Collected data entries
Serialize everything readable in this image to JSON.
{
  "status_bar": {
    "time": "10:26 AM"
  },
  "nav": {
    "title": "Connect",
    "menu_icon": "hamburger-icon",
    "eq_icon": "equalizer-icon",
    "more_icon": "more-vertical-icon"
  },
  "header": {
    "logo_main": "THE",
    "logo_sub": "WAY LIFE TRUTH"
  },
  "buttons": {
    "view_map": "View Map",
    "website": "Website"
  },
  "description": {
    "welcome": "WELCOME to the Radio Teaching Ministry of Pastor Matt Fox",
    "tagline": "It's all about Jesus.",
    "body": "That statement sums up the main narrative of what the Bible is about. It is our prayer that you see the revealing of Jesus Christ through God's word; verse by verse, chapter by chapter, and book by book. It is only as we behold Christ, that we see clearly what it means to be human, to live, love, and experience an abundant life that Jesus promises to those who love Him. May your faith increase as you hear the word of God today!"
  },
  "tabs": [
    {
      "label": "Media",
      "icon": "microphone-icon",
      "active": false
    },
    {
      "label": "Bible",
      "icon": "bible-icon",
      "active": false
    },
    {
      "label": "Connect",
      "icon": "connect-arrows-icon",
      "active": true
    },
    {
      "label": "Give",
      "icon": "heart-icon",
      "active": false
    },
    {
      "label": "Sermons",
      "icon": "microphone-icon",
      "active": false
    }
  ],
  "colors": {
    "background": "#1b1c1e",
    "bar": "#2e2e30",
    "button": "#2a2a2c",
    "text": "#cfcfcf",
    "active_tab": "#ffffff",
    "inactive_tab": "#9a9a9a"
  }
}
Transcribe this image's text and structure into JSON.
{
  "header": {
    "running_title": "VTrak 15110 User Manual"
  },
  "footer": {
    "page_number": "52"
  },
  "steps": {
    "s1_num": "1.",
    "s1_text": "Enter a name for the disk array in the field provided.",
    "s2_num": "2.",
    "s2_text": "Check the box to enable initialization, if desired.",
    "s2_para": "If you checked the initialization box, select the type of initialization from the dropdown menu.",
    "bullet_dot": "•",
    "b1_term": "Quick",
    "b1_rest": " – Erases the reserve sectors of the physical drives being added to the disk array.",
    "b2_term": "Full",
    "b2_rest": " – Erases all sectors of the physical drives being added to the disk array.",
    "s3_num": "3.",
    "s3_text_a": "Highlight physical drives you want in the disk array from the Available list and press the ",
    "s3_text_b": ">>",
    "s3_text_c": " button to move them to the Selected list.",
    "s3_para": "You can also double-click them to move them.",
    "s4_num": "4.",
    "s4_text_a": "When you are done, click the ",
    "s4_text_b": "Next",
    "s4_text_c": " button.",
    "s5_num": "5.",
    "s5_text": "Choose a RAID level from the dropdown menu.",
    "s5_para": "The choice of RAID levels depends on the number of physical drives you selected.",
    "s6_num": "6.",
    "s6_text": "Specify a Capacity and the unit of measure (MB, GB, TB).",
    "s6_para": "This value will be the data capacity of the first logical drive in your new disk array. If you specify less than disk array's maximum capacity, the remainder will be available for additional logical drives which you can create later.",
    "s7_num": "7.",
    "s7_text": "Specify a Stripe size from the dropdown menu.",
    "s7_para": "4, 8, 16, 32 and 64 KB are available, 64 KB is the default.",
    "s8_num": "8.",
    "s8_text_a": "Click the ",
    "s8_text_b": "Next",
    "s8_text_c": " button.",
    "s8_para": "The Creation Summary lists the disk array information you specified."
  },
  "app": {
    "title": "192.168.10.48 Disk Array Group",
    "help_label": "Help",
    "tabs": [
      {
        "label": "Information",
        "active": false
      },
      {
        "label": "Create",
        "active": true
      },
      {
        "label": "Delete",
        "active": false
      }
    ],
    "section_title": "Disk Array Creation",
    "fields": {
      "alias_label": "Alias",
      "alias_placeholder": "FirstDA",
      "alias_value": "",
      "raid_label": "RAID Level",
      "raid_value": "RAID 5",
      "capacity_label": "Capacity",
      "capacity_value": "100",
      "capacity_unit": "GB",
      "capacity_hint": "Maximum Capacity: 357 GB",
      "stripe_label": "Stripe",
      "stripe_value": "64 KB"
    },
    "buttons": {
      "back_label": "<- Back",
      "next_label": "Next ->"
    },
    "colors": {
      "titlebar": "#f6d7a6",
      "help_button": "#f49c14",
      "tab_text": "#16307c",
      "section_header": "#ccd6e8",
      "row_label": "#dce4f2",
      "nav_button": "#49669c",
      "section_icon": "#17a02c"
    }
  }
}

• _Written request_: Gather up, from the records above, each line where the word "added" appears.

• _Answer to the exercise_:
    "b1_rest": " – Erases the reserve sectors of the physical drives being added to the disk array.",
    "b2_rest": " – Erases all sectors of the physical drives being added to the disk array.",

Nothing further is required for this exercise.